SHORT EXERCISE = Copy out every record below exactly as written, but leave out any pictures.

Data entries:
--

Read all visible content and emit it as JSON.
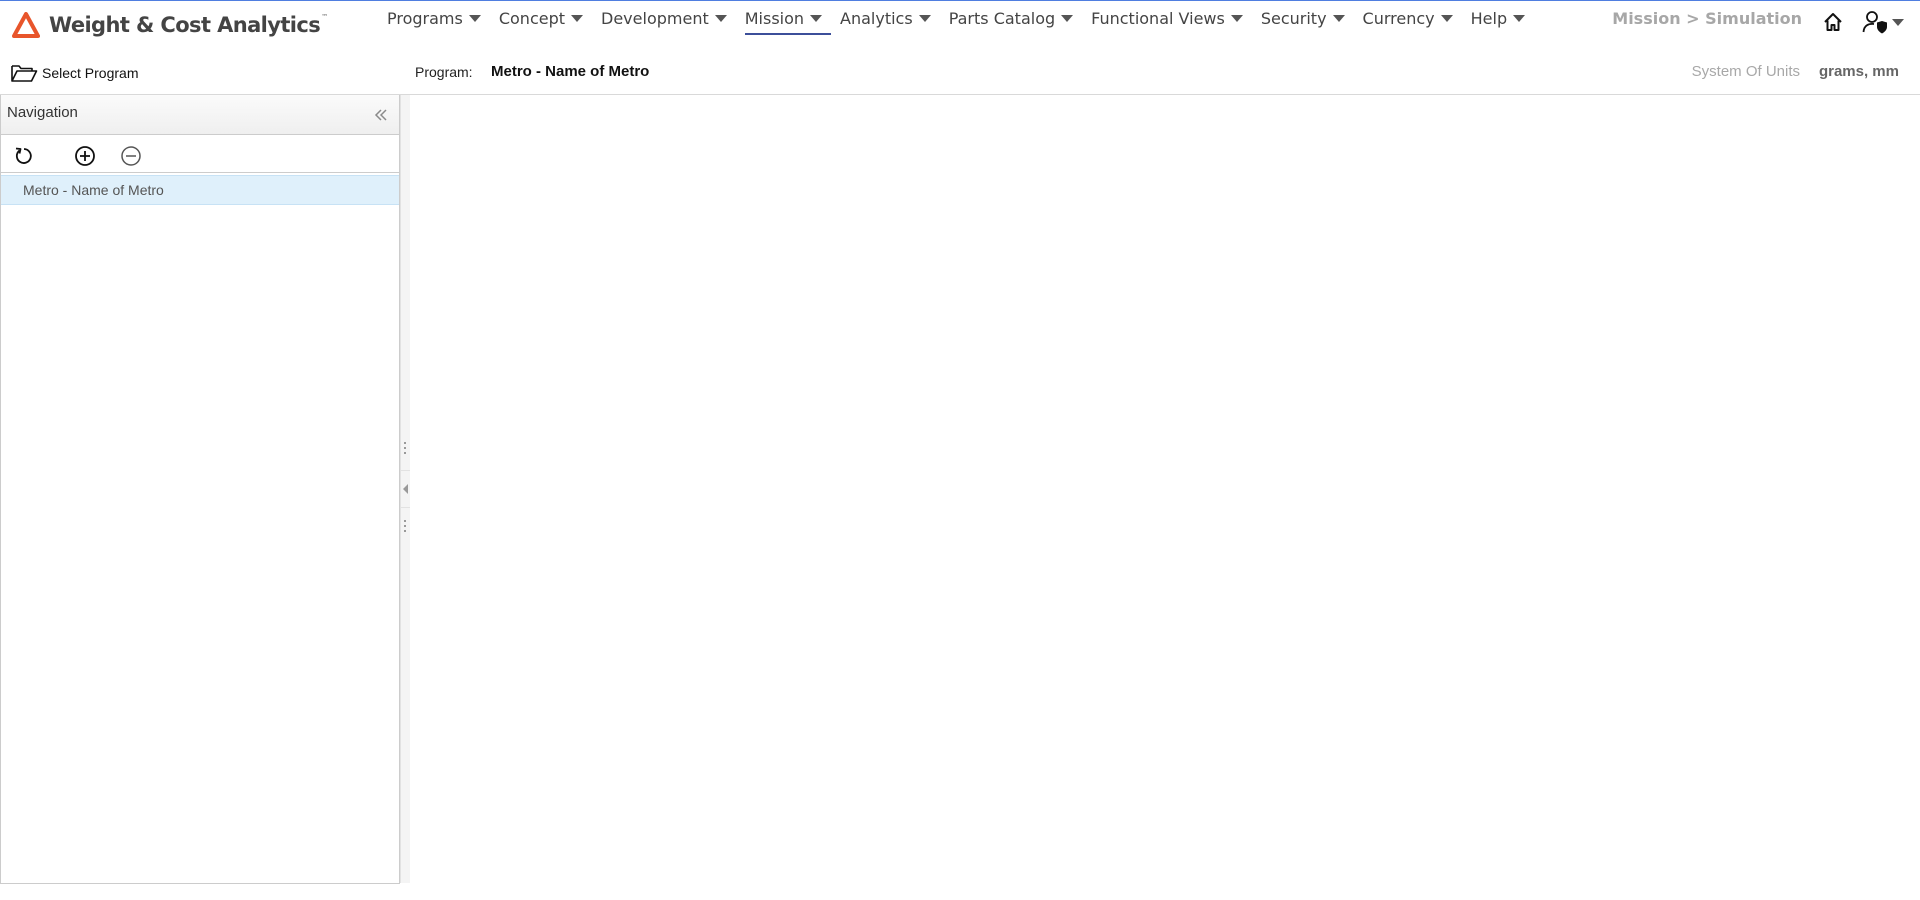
{
  "app": {
    "title": "Weight & Cost Analytics",
    "trademark": "™",
    "brand_color": "#e8552b"
  },
  "nav": {
    "items": [
      {
        "label": "Programs"
      },
      {
        "label": "Concept"
      },
      {
        "label": "Development"
      },
      {
        "label": "Mission",
        "active": true
      },
      {
        "label": "Analytics"
      },
      {
        "label": "Parts Catalog"
      },
      {
        "label": "Functional Views"
      },
      {
        "label": "Security"
      },
      {
        "label": "Currency"
      },
      {
        "label": "Help"
      }
    ],
    "active_underline_color": "#3c4f9a"
  },
  "breadcrumb": "Mission > Simulation",
  "icons": {
    "home": "home-icon",
    "user": "user-shield-icon",
    "folder": "folder-open-icon",
    "collapse": "double-chevron-left-icon",
    "refresh": "refresh-icon",
    "expand": "plus-circle-icon",
    "collapse_all": "minus-circle-icon"
  },
  "subheader": {
    "select_program": "Select Program",
    "program_label": "Program:",
    "program_value": "Metro - Name of Metro",
    "units_label": "System Of Units",
    "units_value": "grams, mm"
  },
  "navigation": {
    "title": "Navigation",
    "tree": [
      {
        "label": "Metro - Name of Metro",
        "selected": true
      }
    ],
    "selected_bg": "#dff0fb"
  }
}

--

EXERCISE RESULT =
Read all visible content and emit it as JSON.
{
  "app": {
    "title": "Weight & Cost Analytics",
    "trademark": "™",
    "brand_color": "#e8552b"
  },
  "nav": {
    "items": [
      {
        "label": "Programs"
      },
      {
        "label": "Concept"
      },
      {
        "label": "Development"
      },
      {
        "label": "Mission",
        "active": true
      },
      {
        "label": "Analytics"
      },
      {
        "label": "Parts Catalog"
      },
      {
        "label": "Functional Views"
      },
      {
        "label": "Security"
      },
      {
        "label": "Currency"
      },
      {
        "label": "Help"
      }
    ],
    "active_underline_color": "#3c4f9a"
  },
  "breadcrumb": "Mission > Simulation",
  "icons": {
    "home": "home-icon",
    "user": "user-shield-icon",
    "folder": "folder-open-icon",
    "collapse": "double-chevron-left-icon",
    "refresh": "refresh-icon",
    "expand": "plus-circle-icon",
    "collapse_all": "minus-circle-icon"
  },
  "subheader": {
    "select_program": "Select Program",
    "program_label": "Program:",
    "program_value": "Metro - Name of Metro",
    "units_label": "System Of Units",
    "units_value": "grams, mm"
  },
  "navigation": {
    "title": "Navigation",
    "tree": [
      {
        "label": "Metro - Name of Metro",
        "selected": true
      }
    ],
    "selected_bg": "#dff0fb"
  }
}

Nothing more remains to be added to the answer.